== YOUR TASK ==
Type out all the records word for word. Any pictures are to be left out.

== DATA FOR THIS TASK ==

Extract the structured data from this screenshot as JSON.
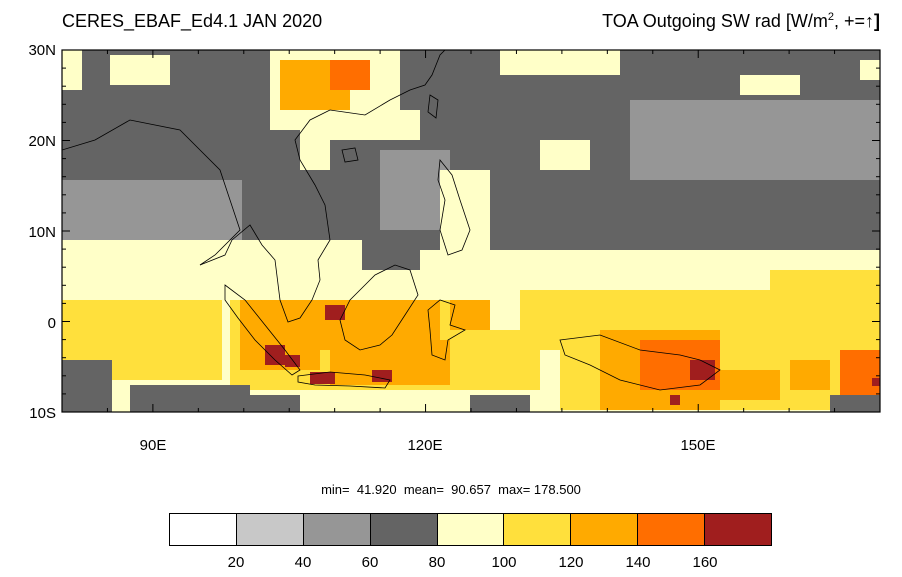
{
  "title_left": "CERES_EBAF_Ed4.1 JAN 2020",
  "title_right": {
    "text": "TOA Outgoing SW rad [W/m",
    "sup": "2",
    "tail": ", +=",
    "arrow": "↑",
    "close": "]"
  },
  "map": {
    "lon_range": [
      80,
      170
    ],
    "lat_range": [
      -10,
      30
    ],
    "lat_ticks": [
      "30N",
      "20N",
      "10N",
      "0",
      "10S"
    ],
    "lon_ticks": [
      "90E",
      "120E",
      "150E"
    ]
  },
  "stats": {
    "text": "min=  41.920  mean=  90.657  max= 178.500"
  },
  "colorbar": {
    "colors": [
      "#ffffff",
      "#c8c8c8",
      "#969696",
      "#646464",
      "#ffffc8",
      "#ffe03c",
      "#ffaa00",
      "#ff6e00",
      "#a01e1e"
    ],
    "labels": [
      "20",
      "40",
      "60",
      "80",
      "100",
      "120",
      "140",
      "160"
    ]
  }
}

== EXPECTED ANSWER ==
Extract the structured data from this screenshot as JSON.
{
  "title_left": "CERES_EBAF_Ed4.1 JAN 2020",
  "title_right": {
    "text": "TOA Outgoing SW rad [W/m",
    "sup": "2",
    "tail": ", +=",
    "arrow": "↑",
    "close": "]"
  },
  "map": {
    "lon_range": [
      80,
      170
    ],
    "lat_range": [
      -10,
      30
    ],
    "lat_ticks": [
      "30N",
      "20N",
      "10N",
      "0",
      "10S"
    ],
    "lon_ticks": [
      "90E",
      "120E",
      "150E"
    ]
  },
  "stats": {
    "text": "min=  41.920  mean=  90.657  max= 178.500"
  },
  "colorbar": {
    "colors": [
      "#ffffff",
      "#c8c8c8",
      "#969696",
      "#646464",
      "#ffffc8",
      "#ffe03c",
      "#ffaa00",
      "#ff6e00",
      "#a01e1e"
    ],
    "labels": [
      "20",
      "40",
      "60",
      "80",
      "100",
      "120",
      "140",
      "160"
    ]
  }
}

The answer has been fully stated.